Objective – Gather every line holding the string "Operating".
***
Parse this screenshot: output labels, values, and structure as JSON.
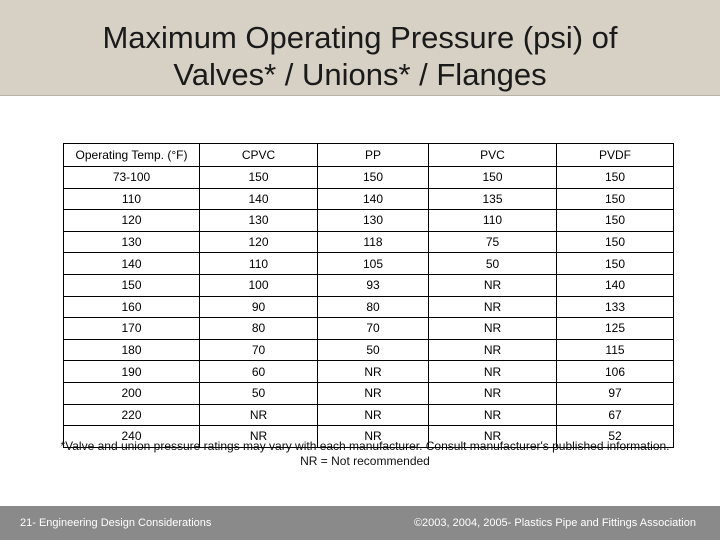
{
  "header": {
    "title_lines": [
      "Maximum Operating Pressure (psi) of",
      "Valves* / Unions* / Flanges"
    ]
  },
  "table": {
    "columns": [
      "Operating Temp. (°F)",
      "CPVC",
      "PP",
      "PVC",
      "PVDF"
    ],
    "rows": [
      [
        "73-100",
        "150",
        "150",
        "150",
        "150"
      ],
      [
        "110",
        "140",
        "140",
        "135",
        "150"
      ],
      [
        "120",
        "130",
        "130",
        "110",
        "150"
      ],
      [
        "130",
        "120",
        "118",
        "75",
        "150"
      ],
      [
        "140",
        "110",
        "105",
        "50",
        "150"
      ],
      [
        "150",
        "100",
        "93",
        "NR",
        "140"
      ],
      [
        "160",
        "90",
        "80",
        "NR",
        "133"
      ],
      [
        "170",
        "80",
        "70",
        "NR",
        "125"
      ],
      [
        "180",
        "70",
        "50",
        "NR",
        "115"
      ],
      [
        "190",
        "60",
        "NR",
        "NR",
        "106"
      ],
      [
        "200",
        "50",
        "NR",
        "NR",
        "97"
      ],
      [
        "220",
        "NR",
        "NR",
        "NR",
        "67"
      ],
      [
        "240",
        "NR",
        "NR",
        "NR",
        "52"
      ]
    ]
  },
  "notes": [
    "*Valve and union pressure ratings may vary with each manufacturer. Consult manufacturer's published information.",
    "NR = Not recommended"
  ],
  "footer": {
    "left": "21- Engineering Design Considerations",
    "right": "©2003, 2004, 2005- Plastics Pipe and Fittings Association"
  }
}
***
Answer for the task –
      "Maximum Operating Pressure (psi) of",
      "Operating Temp. (°F)",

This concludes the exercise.